- _JOB_: Below are records; work out how many of their lines contain "icon" and give only that number.

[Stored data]
------------------------------------------------------------

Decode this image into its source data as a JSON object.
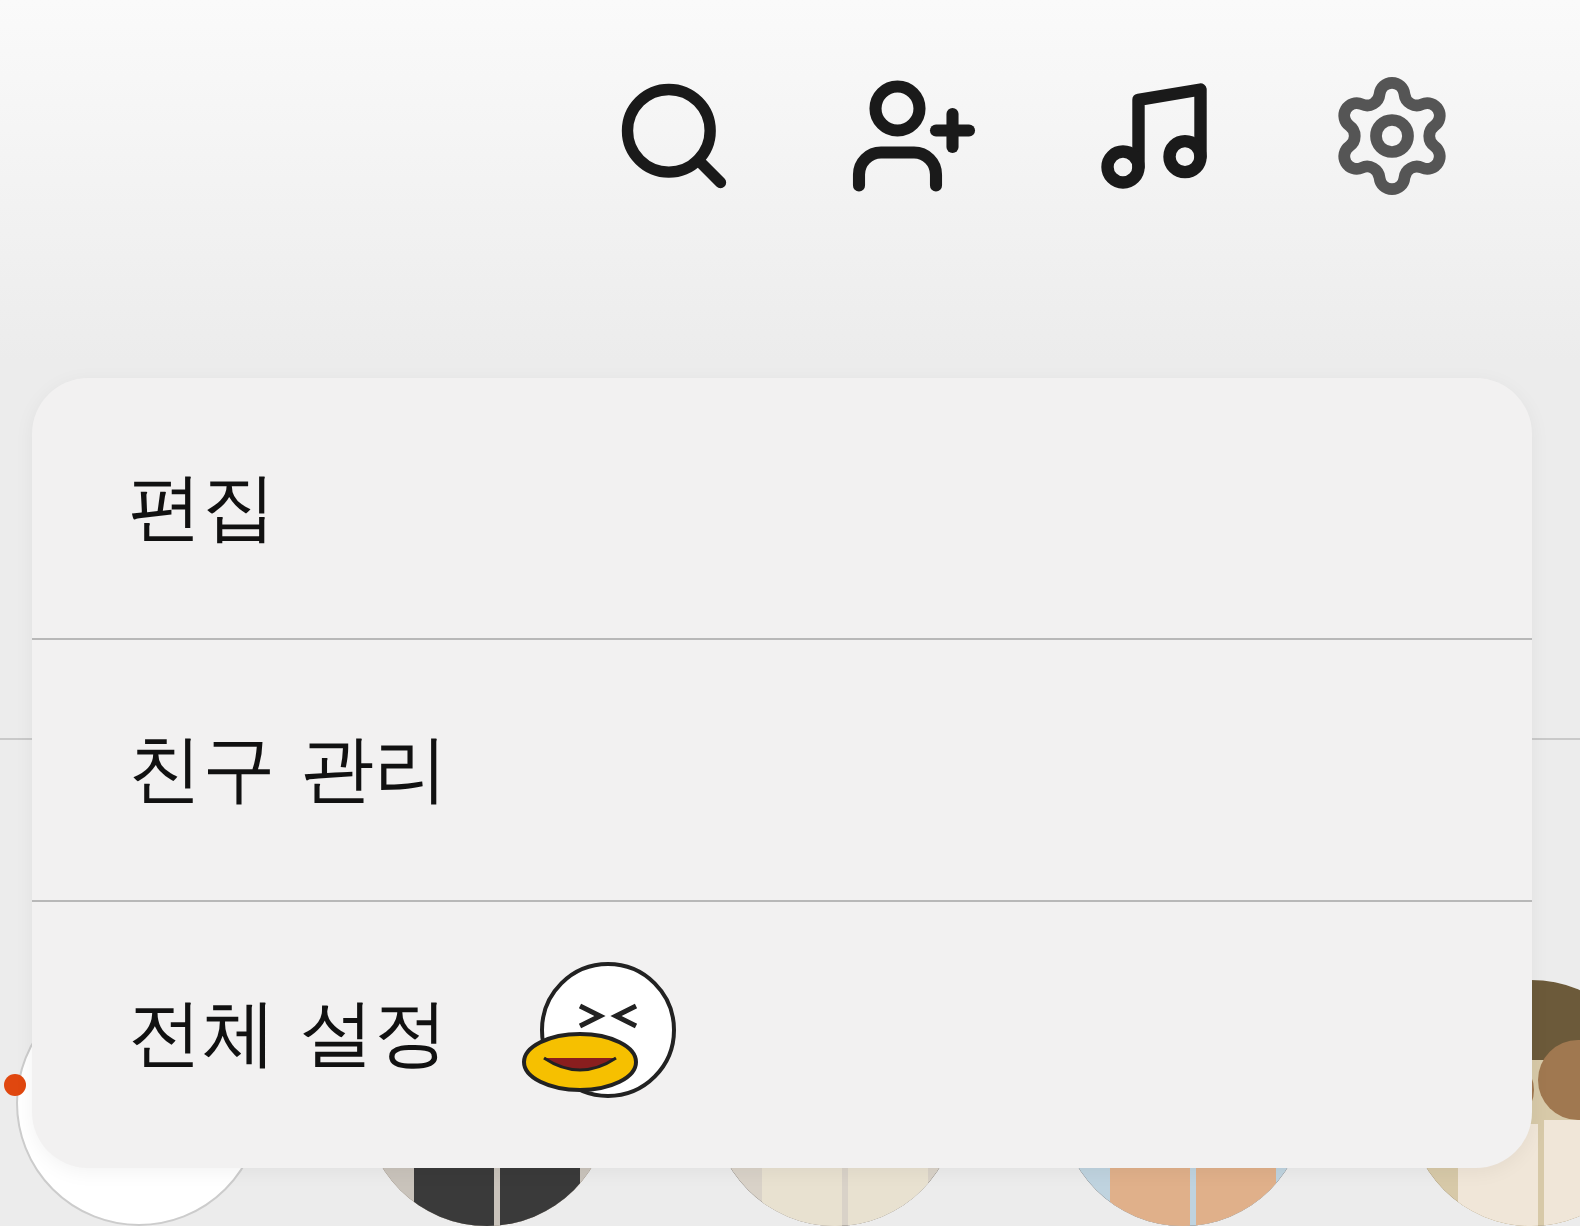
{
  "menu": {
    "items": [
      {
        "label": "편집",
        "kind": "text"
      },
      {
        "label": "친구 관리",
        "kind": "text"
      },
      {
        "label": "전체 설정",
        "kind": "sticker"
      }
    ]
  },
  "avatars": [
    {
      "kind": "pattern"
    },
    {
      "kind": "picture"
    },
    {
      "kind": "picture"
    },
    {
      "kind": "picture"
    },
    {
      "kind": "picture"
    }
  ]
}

------------------------------------------------------------

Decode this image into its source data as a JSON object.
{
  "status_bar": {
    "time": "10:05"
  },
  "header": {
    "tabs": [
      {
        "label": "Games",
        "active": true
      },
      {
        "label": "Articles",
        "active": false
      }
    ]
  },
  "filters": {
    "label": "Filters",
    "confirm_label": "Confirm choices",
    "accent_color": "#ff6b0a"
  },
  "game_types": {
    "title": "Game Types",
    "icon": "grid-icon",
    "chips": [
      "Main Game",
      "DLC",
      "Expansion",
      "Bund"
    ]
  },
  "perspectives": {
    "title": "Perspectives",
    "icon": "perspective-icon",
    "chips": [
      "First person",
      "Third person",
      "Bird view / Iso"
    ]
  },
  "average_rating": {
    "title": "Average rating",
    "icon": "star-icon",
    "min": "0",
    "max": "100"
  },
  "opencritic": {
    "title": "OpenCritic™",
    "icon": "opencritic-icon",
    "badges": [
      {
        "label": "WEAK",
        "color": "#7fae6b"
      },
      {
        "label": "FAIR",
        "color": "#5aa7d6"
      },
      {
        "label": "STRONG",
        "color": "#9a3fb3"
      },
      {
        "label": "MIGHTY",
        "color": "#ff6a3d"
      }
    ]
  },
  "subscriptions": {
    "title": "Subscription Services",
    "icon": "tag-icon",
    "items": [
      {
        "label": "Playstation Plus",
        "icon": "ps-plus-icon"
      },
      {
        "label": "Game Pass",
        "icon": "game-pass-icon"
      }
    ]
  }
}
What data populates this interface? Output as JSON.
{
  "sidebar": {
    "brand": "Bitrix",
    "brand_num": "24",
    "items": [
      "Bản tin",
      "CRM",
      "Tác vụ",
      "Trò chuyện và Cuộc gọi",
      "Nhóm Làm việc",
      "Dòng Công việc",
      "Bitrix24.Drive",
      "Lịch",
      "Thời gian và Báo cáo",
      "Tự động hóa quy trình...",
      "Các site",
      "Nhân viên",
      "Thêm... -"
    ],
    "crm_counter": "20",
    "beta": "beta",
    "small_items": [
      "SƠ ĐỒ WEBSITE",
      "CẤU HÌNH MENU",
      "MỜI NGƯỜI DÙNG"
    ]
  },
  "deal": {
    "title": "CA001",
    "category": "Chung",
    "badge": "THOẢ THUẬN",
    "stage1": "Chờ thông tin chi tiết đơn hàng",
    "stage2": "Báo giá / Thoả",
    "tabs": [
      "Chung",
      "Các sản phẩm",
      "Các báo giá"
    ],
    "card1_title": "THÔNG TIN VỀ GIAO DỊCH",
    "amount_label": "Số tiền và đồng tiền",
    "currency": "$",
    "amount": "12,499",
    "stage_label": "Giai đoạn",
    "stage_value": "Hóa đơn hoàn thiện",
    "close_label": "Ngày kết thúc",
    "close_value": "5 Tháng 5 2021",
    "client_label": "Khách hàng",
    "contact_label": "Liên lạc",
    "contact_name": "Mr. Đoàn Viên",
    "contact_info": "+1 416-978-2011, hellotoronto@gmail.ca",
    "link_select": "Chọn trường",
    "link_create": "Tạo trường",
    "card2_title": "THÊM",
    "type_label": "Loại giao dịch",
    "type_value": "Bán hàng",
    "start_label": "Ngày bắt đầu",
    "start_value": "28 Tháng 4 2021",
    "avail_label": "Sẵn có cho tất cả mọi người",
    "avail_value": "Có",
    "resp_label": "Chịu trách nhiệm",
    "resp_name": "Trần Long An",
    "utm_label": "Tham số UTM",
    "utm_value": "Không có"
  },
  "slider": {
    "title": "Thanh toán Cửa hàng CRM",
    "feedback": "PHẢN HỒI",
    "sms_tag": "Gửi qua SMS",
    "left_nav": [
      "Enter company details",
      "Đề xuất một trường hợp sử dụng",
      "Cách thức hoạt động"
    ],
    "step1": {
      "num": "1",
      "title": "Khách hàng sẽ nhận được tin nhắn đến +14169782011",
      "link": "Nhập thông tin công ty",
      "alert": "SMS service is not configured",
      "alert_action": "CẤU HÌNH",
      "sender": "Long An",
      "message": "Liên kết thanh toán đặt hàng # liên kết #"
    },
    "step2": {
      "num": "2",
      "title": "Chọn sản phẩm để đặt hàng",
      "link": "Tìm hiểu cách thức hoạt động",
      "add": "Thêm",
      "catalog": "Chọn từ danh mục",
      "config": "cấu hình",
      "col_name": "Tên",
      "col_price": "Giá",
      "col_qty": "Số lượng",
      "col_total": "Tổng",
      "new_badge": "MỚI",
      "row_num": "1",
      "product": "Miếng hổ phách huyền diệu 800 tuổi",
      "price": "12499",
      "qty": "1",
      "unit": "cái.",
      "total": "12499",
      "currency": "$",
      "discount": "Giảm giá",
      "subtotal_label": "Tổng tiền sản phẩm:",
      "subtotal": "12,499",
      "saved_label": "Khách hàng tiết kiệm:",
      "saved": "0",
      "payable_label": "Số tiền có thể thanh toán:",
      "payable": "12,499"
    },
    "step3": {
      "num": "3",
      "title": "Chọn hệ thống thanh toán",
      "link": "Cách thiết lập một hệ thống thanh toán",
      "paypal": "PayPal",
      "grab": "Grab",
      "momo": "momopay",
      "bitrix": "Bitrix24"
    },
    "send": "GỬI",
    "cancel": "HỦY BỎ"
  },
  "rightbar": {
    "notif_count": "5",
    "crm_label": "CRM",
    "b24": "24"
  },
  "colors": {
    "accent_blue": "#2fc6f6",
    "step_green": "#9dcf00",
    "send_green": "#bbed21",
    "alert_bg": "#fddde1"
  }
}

------------------------------------------------------------

- _SOLUTION TO THE EXERCISE_: 7